Give back each entry unchanged, minus pictures.

* GIVEN DATA
#####
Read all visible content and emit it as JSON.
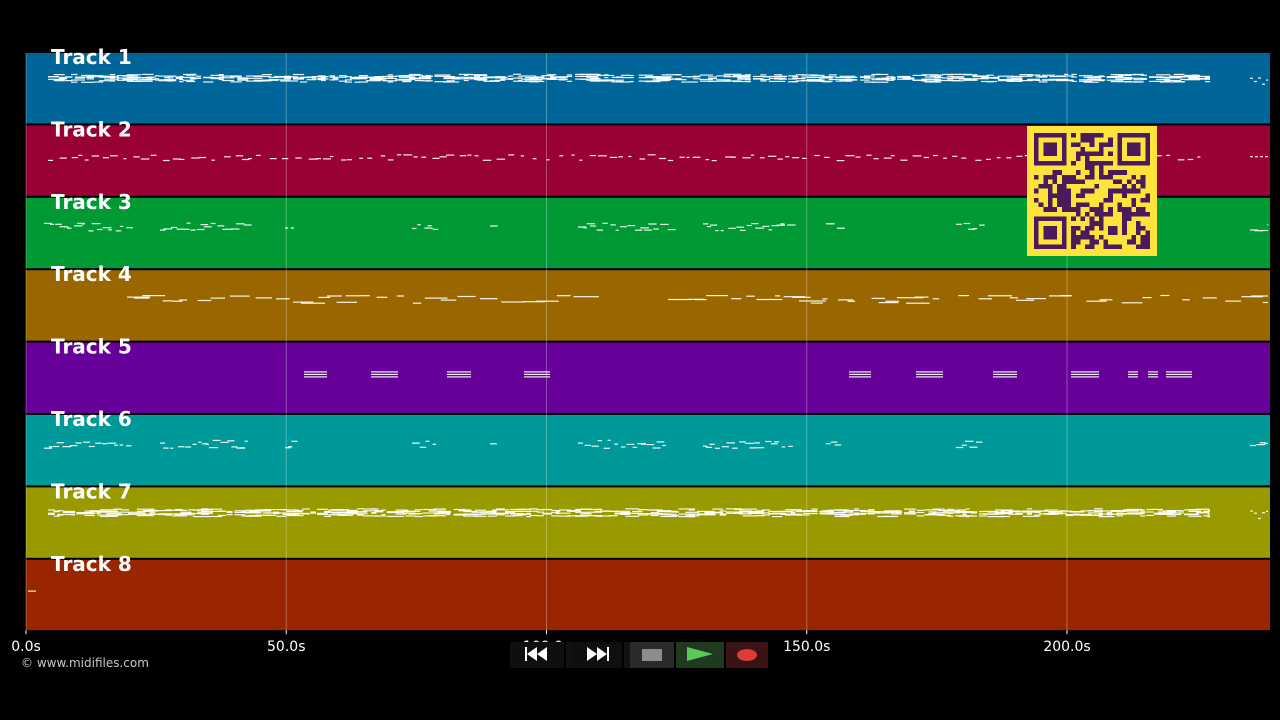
{
  "timeline": {
    "tracks": [
      {
        "name": "Track 1",
        "color": "#006699",
        "density": "dense"
      },
      {
        "name": "Track 2",
        "color": "#990033",
        "density": "dashed"
      },
      {
        "name": "Track 3",
        "color": "#009933",
        "density": "sparse"
      },
      {
        "name": "Track 4",
        "color": "#996600",
        "density": "long"
      },
      {
        "name": "Track 5",
        "color": "#660099",
        "density": "blocks"
      },
      {
        "name": "Track 6",
        "color": "#009999",
        "density": "sparse"
      },
      {
        "name": "Track 7",
        "color": "#999900",
        "density": "dense"
      },
      {
        "name": "Track 8",
        "color": "#992600",
        "density": "none"
      }
    ],
    "axis": {
      "min_seconds": 0,
      "max_seconds": 239,
      "ticks": [
        {
          "value": 0,
          "label": "0.0s"
        },
        {
          "value": 50,
          "label": "50.0s"
        },
        {
          "value": 100,
          "label": "100.0s"
        },
        {
          "value": 150,
          "label": "150.0s"
        },
        {
          "value": 200,
          "label": "200.0s"
        }
      ]
    }
  },
  "footer": {
    "copyright": "© www.midifiles.com"
  },
  "transport": {
    "rewind_icon": "rewind-icon",
    "ffwd_icon": "fast-forward-icon",
    "stop_icon": "stop-icon",
    "play_icon": "play-icon",
    "record_icon": "record-icon"
  },
  "qr_code": {
    "color_bg": "#fde33a",
    "color_fg": "#4a1a5a"
  }
}
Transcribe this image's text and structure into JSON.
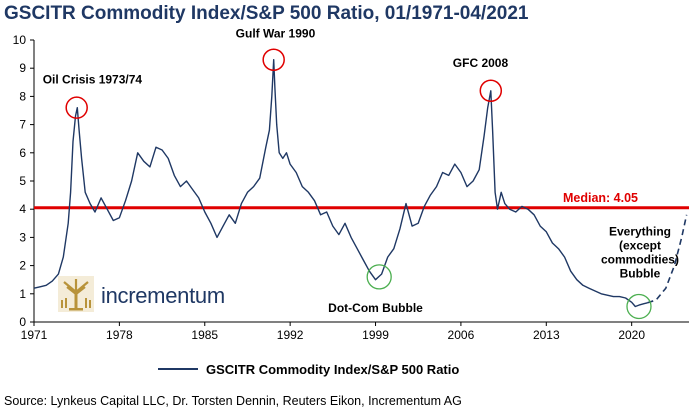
{
  "title": "GSCITR Commodity Index/S&P 500 Ratio, 01/1971-04/2021",
  "source": "Source: Lynkeus Capital LLC, Dr. Torsten Dennin, Reuters Eikon, Incrementum AG",
  "logo": {
    "text": "incrementum",
    "icon": "tree-logo-icon"
  },
  "colors": {
    "series": "#1f3864",
    "median": "#e00000",
    "peak_circle": "#e00000",
    "trough_circle": "#4caf50",
    "logo_gold": "#b8933a"
  },
  "chart_data": {
    "type": "line",
    "title": "GSCITR Commodity Index/S&P 500 Ratio, 01/1971-04/2021",
    "xlabel": "",
    "ylabel": "",
    "xlim": [
      1971,
      2024.7
    ],
    "ylim": [
      0,
      10
    ],
    "x_ticks": [
      "1971",
      "1978",
      "1985",
      "1992",
      "1999",
      "2006",
      "2013",
      "2020"
    ],
    "y_ticks": [
      "0",
      "1",
      "2",
      "3",
      "4",
      "5",
      "6",
      "7",
      "8",
      "9",
      "10"
    ],
    "grid": false,
    "legend": "bottom-center",
    "series": [
      {
        "name": "GSCITR Commodity Index/S&P 500 Ratio",
        "x": [
          1971.0,
          1971.5,
          1972.0,
          1972.5,
          1973.0,
          1973.4,
          1973.8,
          1974.0,
          1974.2,
          1974.4,
          1974.55,
          1974.7,
          1974.9,
          1975.2,
          1975.6,
          1976.0,
          1976.5,
          1977.0,
          1977.5,
          1978.0,
          1978.5,
          1979.0,
          1979.5,
          1980.0,
          1980.5,
          1981.0,
          1981.5,
          1982.0,
          1982.5,
          1983.0,
          1983.5,
          1984.0,
          1984.5,
          1985.0,
          1985.5,
          1986.0,
          1986.5,
          1987.0,
          1987.5,
          1988.0,
          1988.5,
          1989.0,
          1989.5,
          1990.0,
          1990.3,
          1990.5,
          1990.65,
          1990.75,
          1990.9,
          1991.1,
          1991.4,
          1991.7,
          1992.0,
          1992.5,
          1993.0,
          1993.5,
          1994.0,
          1994.5,
          1995.0,
          1995.5,
          1996.0,
          1996.5,
          1997.0,
          1997.5,
          1998.0,
          1998.5,
          1999.0,
          1999.5,
          2000.0,
          2000.5,
          2001.0,
          2001.5,
          2002.0,
          2002.5,
          2003.0,
          2003.5,
          2004.0,
          2004.5,
          2005.0,
          2005.5,
          2006.0,
          2006.5,
          2007.0,
          2007.5,
          2007.9,
          2008.2,
          2008.45,
          2008.6,
          2008.8,
          2009.0,
          2009.3,
          2009.6,
          2010.0,
          2010.5,
          2011.0,
          2011.5,
          2012.0,
          2012.5,
          2013.0,
          2013.5,
          2014.0,
          2014.5,
          2015.0,
          2015.5,
          2016.0,
          2016.5,
          2017.0,
          2017.5,
          2018.0,
          2018.5,
          2019.0,
          2019.5,
          2020.0,
          2020.3,
          2020.6,
          2021.0,
          2021.3
        ],
        "values": [
          1.2,
          1.25,
          1.3,
          1.45,
          1.7,
          2.3,
          3.5,
          4.6,
          6.4,
          7.3,
          7.6,
          6.8,
          5.8,
          4.6,
          4.2,
          3.9,
          4.4,
          4.0,
          3.6,
          3.7,
          4.3,
          5.0,
          6.0,
          5.7,
          5.5,
          6.2,
          6.1,
          5.8,
          5.2,
          4.8,
          5.0,
          4.7,
          4.4,
          3.9,
          3.5,
          3.0,
          3.4,
          3.8,
          3.5,
          4.2,
          4.6,
          4.8,
          5.1,
          6.2,
          6.8,
          8.0,
          9.3,
          8.3,
          7.0,
          6.0,
          5.8,
          6.0,
          5.6,
          5.3,
          4.8,
          4.6,
          4.3,
          3.8,
          3.9,
          3.4,
          3.1,
          3.5,
          3.0,
          2.6,
          2.2,
          1.8,
          1.5,
          1.7,
          2.3,
          2.6,
          3.3,
          4.2,
          3.4,
          3.5,
          4.1,
          4.5,
          4.8,
          5.3,
          5.2,
          5.6,
          5.3,
          4.8,
          5.0,
          5.4,
          6.6,
          7.6,
          8.2,
          6.8,
          4.6,
          4.0,
          4.6,
          4.2,
          4.0,
          3.9,
          4.1,
          4.0,
          3.8,
          3.4,
          3.2,
          2.8,
          2.6,
          2.3,
          1.8,
          1.5,
          1.3,
          1.2,
          1.1,
          1.0,
          0.95,
          0.9,
          0.9,
          0.85,
          0.7,
          0.55,
          0.6,
          0.65,
          0.68
        ]
      },
      {
        "name": "",
        "style": "dashed",
        "x": [
          2021.3,
          2022.0,
          2022.8,
          2023.5,
          2024.1,
          2024.5
        ],
        "values": [
          0.68,
          0.78,
          1.2,
          2.0,
          3.0,
          3.8
        ]
      }
    ],
    "reference_lines": [
      {
        "label": "Median: 4.05",
        "value": 4.05
      }
    ],
    "annotations": [
      {
        "text": "Oil Crisis 1973/74",
        "x": 1974.5,
        "y": 7.6,
        "marker": "red-circle"
      },
      {
        "text": "Gulf War 1990",
        "x": 1990.65,
        "y": 9.3,
        "marker": "red-circle"
      },
      {
        "text": "GFC 2008",
        "x": 2008.45,
        "y": 8.2,
        "marker": "red-circle"
      },
      {
        "text": "Dot-Com Bubble",
        "x": 1999.3,
        "y": 1.6,
        "marker": "green-circle"
      },
      {
        "text": "Everything (except commodities) Bubble",
        "lines": [
          "Everything",
          "(except",
          "commodities)",
          "Bubble"
        ],
        "x": 2020.6,
        "y": 0.55,
        "marker": "green-circle"
      }
    ]
  }
}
#####
* FINAL ANSWER
Read all visible content and emit it as JSON.
{
  "timeline": {
    "tracks": [
      {
        "name": "Track 1",
        "color": "#006699",
        "density": "dense"
      },
      {
        "name": "Track 2",
        "color": "#990033",
        "density": "dashed"
      },
      {
        "name": "Track 3",
        "color": "#009933",
        "density": "sparse"
      },
      {
        "name": "Track 4",
        "color": "#996600",
        "density": "long"
      },
      {
        "name": "Track 5",
        "color": "#660099",
        "density": "blocks"
      },
      {
        "name": "Track 6",
        "color": "#009999",
        "density": "sparse"
      },
      {
        "name": "Track 7",
        "color": "#999900",
        "density": "dense"
      },
      {
        "name": "Track 8",
        "color": "#992600",
        "density": "none"
      }
    ],
    "axis": {
      "min_seconds": 0,
      "max_seconds": 239,
      "ticks": [
        {
          "value": 0,
          "label": "0.0s"
        },
        {
          "value": 50,
          "label": "50.0s"
        },
        {
          "value": 100,
          "label": "100.0s"
        },
        {
          "value": 150,
          "label": "150.0s"
        },
        {
          "value": 200,
          "label": "200.0s"
        }
      ]
    }
  },
  "footer": {
    "copyright": "© www.midifiles.com"
  },
  "transport": {
    "rewind_icon": "rewind-icon",
    "ffwd_icon": "fast-forward-icon",
    "stop_icon": "stop-icon",
    "play_icon": "play-icon",
    "record_icon": "record-icon"
  },
  "qr_code": {
    "color_bg": "#fde33a",
    "color_fg": "#4a1a5a"
  }
}
Transcribe this image's text and structure into JSON.
{
  "title": "GSCITR Commodity Index/S&P 500 Ratio, 01/1971-04/2021",
  "source": "Source: Lynkeus Capital LLC, Dr. Torsten Dennin, Reuters Eikon, Incrementum AG",
  "logo": {
    "text": "incrementum",
    "icon": "tree-logo-icon"
  },
  "colors": {
    "series": "#1f3864",
    "median": "#e00000",
    "peak_circle": "#e00000",
    "trough_circle": "#4caf50",
    "logo_gold": "#b8933a"
  },
  "chart_data": {
    "type": "line",
    "title": "GSCITR Commodity Index/S&P 500 Ratio, 01/1971-04/2021",
    "xlabel": "",
    "ylabel": "",
    "xlim": [
      1971,
      2024.7
    ],
    "ylim": [
      0,
      10
    ],
    "x_ticks": [
      "1971",
      "1978",
      "1985",
      "1992",
      "1999",
      "2006",
      "2013",
      "2020"
    ],
    "y_ticks": [
      "0",
      "1",
      "2",
      "3",
      "4",
      "5",
      "6",
      "7",
      "8",
      "9",
      "10"
    ],
    "grid": false,
    "legend": "bottom-center",
    "series": [
      {
        "name": "GSCITR Commodity Index/S&P 500 Ratio",
        "x": [
          1971.0,
          1971.5,
          1972.0,
          1972.5,
          1973.0,
          1973.4,
          1973.8,
          1974.0,
          1974.2,
          1974.4,
          1974.55,
          1974.7,
          1974.9,
          1975.2,
          1975.6,
          1976.0,
          1976.5,
          1977.0,
          1977.5,
          1978.0,
          1978.5,
          1979.0,
          1979.5,
          1980.0,
          1980.5,
          1981.0,
          1981.5,
          1982.0,
          1982.5,
          1983.0,
          1983.5,
          1984.0,
          1984.5,
          1985.0,
          1985.5,
          1986.0,
          1986.5,
          1987.0,
          1987.5,
          1988.0,
          1988.5,
          1989.0,
          1989.5,
          1990.0,
          1990.3,
          1990.5,
          1990.65,
          1990.75,
          1990.9,
          1991.1,
          1991.4,
          1991.7,
          1992.0,
          1992.5,
          1993.0,
          1993.5,
          1994.0,
          1994.5,
          1995.0,
          1995.5,
          1996.0,
          1996.5,
          1997.0,
          1997.5,
          1998.0,
          1998.5,
          1999.0,
          1999.5,
          2000.0,
          2000.5,
          2001.0,
          2001.5,
          2002.0,
          2002.5,
          2003.0,
          2003.5,
          2004.0,
          2004.5,
          2005.0,
          2005.5,
          2006.0,
          2006.5,
          2007.0,
          2007.5,
          2007.9,
          2008.2,
          2008.45,
          2008.6,
          2008.8,
          2009.0,
          2009.3,
          2009.6,
          2010.0,
          2010.5,
          2011.0,
          2011.5,
          2012.0,
          2012.5,
          2013.0,
          2013.5,
          2014.0,
          2014.5,
          2015.0,
          2015.5,
          2016.0,
          2016.5,
          2017.0,
          2017.5,
          2018.0,
          2018.5,
          2019.0,
          2019.5,
          2020.0,
          2020.3,
          2020.6,
          2021.0,
          2021.3
        ],
        "values": [
          1.2,
          1.25,
          1.3,
          1.45,
          1.7,
          2.3,
          3.5,
          4.6,
          6.4,
          7.3,
          7.6,
          6.8,
          5.8,
          4.6,
          4.2,
          3.9,
          4.4,
          4.0,
          3.6,
          3.7,
          4.3,
          5.0,
          6.0,
          5.7,
          5.5,
          6.2,
          6.1,
          5.8,
          5.2,
          4.8,
          5.0,
          4.7,
          4.4,
          3.9,
          3.5,
          3.0,
          3.4,
          3.8,
          3.5,
          4.2,
          4.6,
          4.8,
          5.1,
          6.2,
          6.8,
          8.0,
          9.3,
          8.3,
          7.0,
          6.0,
          5.8,
          6.0,
          5.6,
          5.3,
          4.8,
          4.6,
          4.3,
          3.8,
          3.9,
          3.4,
          3.1,
          3.5,
          3.0,
          2.6,
          2.2,
          1.8,
          1.5,
          1.7,
          2.3,
          2.6,
          3.3,
          4.2,
          3.4,
          3.5,
          4.1,
          4.5,
          4.8,
          5.3,
          5.2,
          5.6,
          5.3,
          4.8,
          5.0,
          5.4,
          6.6,
          7.6,
          8.2,
          6.8,
          4.6,
          4.0,
          4.6,
          4.2,
          4.0,
          3.9,
          4.1,
          4.0,
          3.8,
          3.4,
          3.2,
          2.8,
          2.6,
          2.3,
          1.8,
          1.5,
          1.3,
          1.2,
          1.1,
          1.0,
          0.95,
          0.9,
          0.9,
          0.85,
          0.7,
          0.55,
          0.6,
          0.65,
          0.68
        ]
      },
      {
        "name": "",
        "style": "dashed",
        "x": [
          2021.3,
          2022.0,
          2022.8,
          2023.5,
          2024.1,
          2024.5
        ],
        "values": [
          0.68,
          0.78,
          1.2,
          2.0,
          3.0,
          3.8
        ]
      }
    ],
    "reference_lines": [
      {
        "label": "Median: 4.05",
        "value": 4.05
      }
    ],
    "annotations": [
      {
        "text": "Oil Crisis 1973/74",
        "x": 1974.5,
        "y": 7.6,
        "marker": "red-circle"
      },
      {
        "text": "Gulf War 1990",
        "x": 1990.65,
        "y": 9.3,
        "marker": "red-circle"
      },
      {
        "text": "GFC 2008",
        "x": 2008.45,
        "y": 8.2,
        "marker": "red-circle"
      },
      {
        "text": "Dot-Com Bubble",
        "x": 1999.3,
        "y": 1.6,
        "marker": "green-circle"
      },
      {
        "text": "Everything (except commodities) Bubble",
        "lines": [
          "Everything",
          "(except",
          "commodities)",
          "Bubble"
        ],
        "x": 2020.6,
        "y": 0.55,
        "marker": "green-circle"
      }
    ]
  }
}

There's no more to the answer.